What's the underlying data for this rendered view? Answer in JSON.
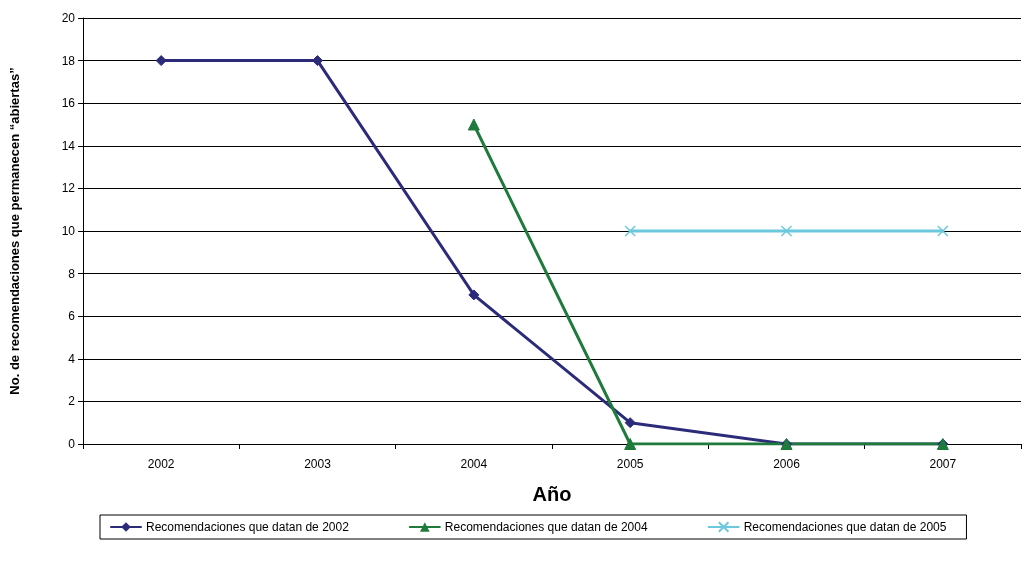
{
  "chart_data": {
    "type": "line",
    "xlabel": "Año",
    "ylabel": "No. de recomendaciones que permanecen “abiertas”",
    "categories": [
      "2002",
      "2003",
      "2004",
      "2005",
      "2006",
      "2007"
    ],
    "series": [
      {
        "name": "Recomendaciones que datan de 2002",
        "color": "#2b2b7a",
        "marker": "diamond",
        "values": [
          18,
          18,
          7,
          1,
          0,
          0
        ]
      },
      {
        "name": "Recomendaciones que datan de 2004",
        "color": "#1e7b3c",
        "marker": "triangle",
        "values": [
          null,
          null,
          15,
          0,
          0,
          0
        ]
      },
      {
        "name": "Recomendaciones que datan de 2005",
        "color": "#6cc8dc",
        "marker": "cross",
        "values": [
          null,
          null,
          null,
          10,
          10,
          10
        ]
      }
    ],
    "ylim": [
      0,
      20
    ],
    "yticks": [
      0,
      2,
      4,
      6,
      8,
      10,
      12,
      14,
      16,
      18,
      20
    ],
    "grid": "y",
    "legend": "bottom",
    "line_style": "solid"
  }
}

================================

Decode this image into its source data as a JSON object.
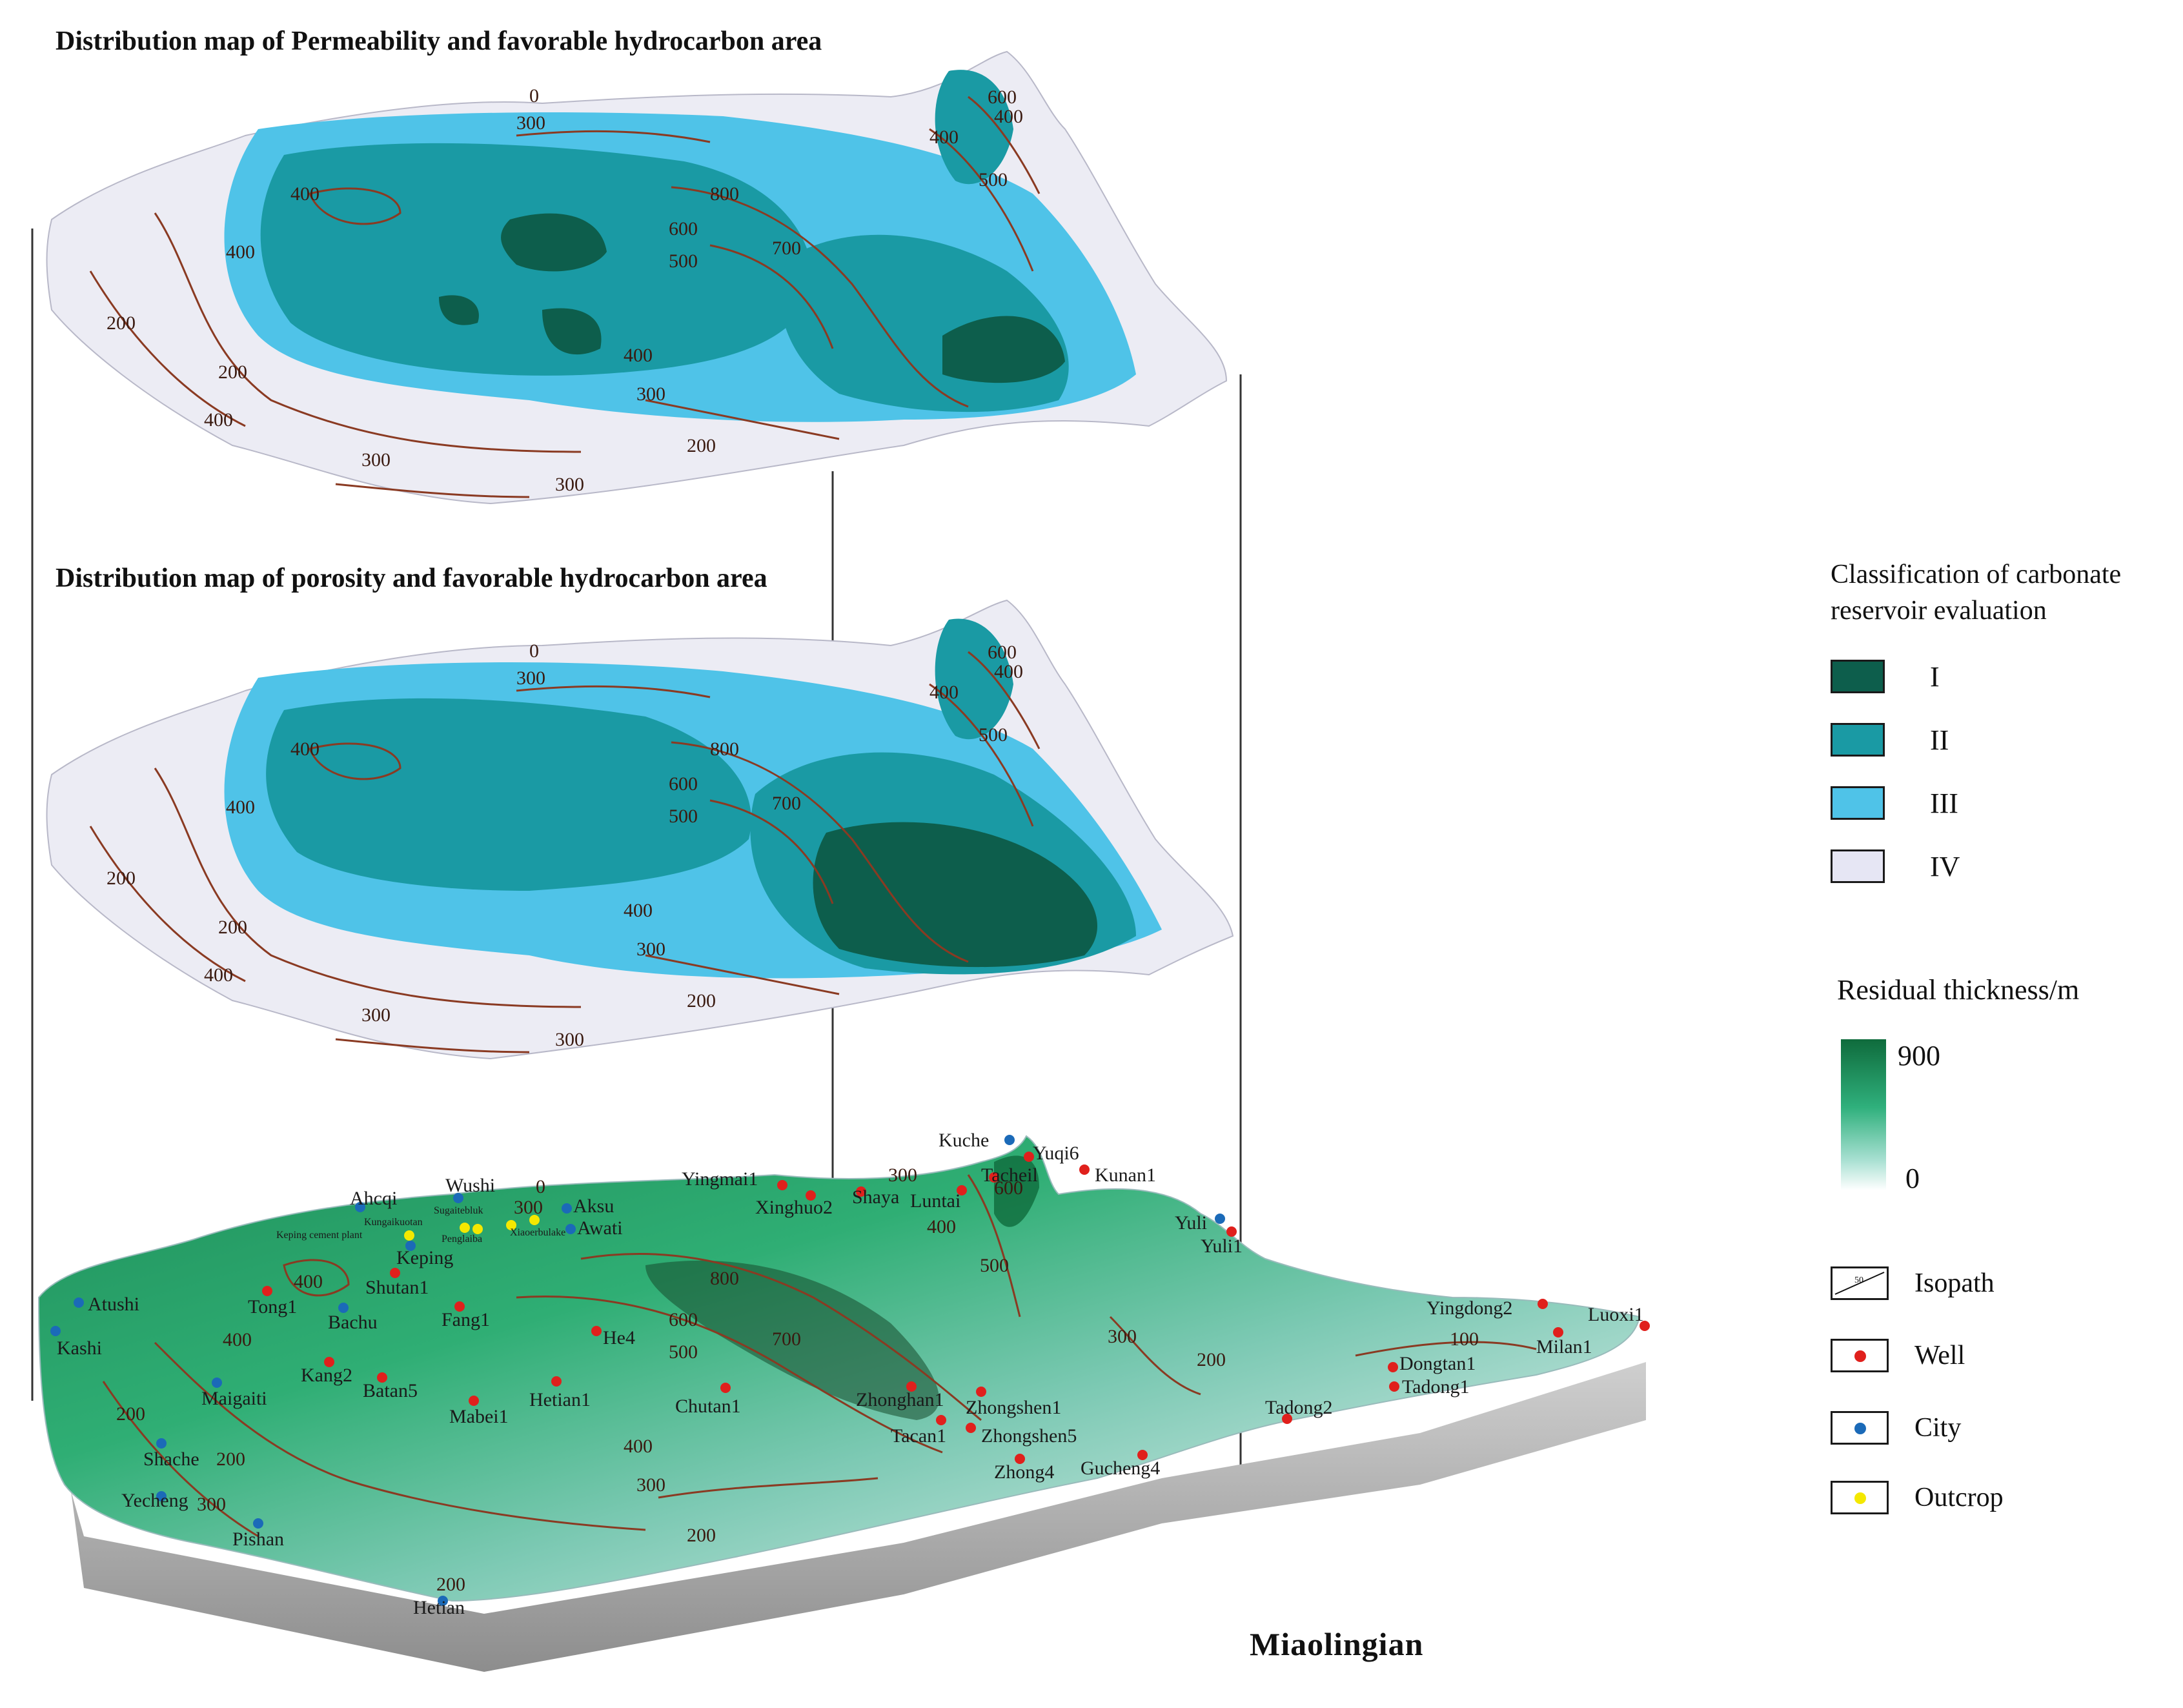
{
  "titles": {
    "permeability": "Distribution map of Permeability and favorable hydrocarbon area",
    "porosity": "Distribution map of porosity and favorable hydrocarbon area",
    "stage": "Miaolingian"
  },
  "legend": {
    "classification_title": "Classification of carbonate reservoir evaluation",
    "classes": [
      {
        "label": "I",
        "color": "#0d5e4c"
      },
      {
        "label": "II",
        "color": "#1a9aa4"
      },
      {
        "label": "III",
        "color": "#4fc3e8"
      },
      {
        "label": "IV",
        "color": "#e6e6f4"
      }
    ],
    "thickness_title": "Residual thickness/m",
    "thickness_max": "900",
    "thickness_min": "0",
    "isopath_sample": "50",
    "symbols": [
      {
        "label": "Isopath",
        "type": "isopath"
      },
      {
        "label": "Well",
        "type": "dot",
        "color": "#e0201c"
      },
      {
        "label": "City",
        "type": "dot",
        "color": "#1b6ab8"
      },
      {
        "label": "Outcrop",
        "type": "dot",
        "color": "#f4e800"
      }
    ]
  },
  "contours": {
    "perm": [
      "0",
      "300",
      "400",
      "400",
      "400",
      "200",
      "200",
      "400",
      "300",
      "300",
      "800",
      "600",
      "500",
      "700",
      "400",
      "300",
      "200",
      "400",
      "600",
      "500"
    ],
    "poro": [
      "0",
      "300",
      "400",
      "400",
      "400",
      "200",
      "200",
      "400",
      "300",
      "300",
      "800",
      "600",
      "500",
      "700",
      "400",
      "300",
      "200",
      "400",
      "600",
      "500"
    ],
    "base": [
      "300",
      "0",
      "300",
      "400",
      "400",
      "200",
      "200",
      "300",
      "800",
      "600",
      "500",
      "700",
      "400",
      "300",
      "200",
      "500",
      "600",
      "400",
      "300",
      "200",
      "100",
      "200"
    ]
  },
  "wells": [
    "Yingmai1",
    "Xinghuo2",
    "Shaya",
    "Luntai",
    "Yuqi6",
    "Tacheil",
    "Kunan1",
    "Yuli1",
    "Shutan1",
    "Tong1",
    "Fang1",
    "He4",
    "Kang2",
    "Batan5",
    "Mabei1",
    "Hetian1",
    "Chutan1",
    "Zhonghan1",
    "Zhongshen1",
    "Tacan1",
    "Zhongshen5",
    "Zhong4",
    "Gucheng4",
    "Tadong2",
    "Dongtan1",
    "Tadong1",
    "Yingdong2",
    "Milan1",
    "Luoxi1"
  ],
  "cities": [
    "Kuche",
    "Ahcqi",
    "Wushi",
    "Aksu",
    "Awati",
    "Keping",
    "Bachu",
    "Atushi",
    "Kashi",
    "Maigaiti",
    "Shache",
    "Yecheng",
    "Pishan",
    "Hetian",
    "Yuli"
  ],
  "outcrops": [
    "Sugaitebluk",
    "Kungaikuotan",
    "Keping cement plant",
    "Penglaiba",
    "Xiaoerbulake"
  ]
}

================================

§ **Given request**
Gather and return every line that holds the string "name".

§ **Task response**
        "name": "Recomendaciones que datan de 2002",
        "name": "Recomendaciones que datan de 2004",
        "name": "Recomendaciones que datan de 2005",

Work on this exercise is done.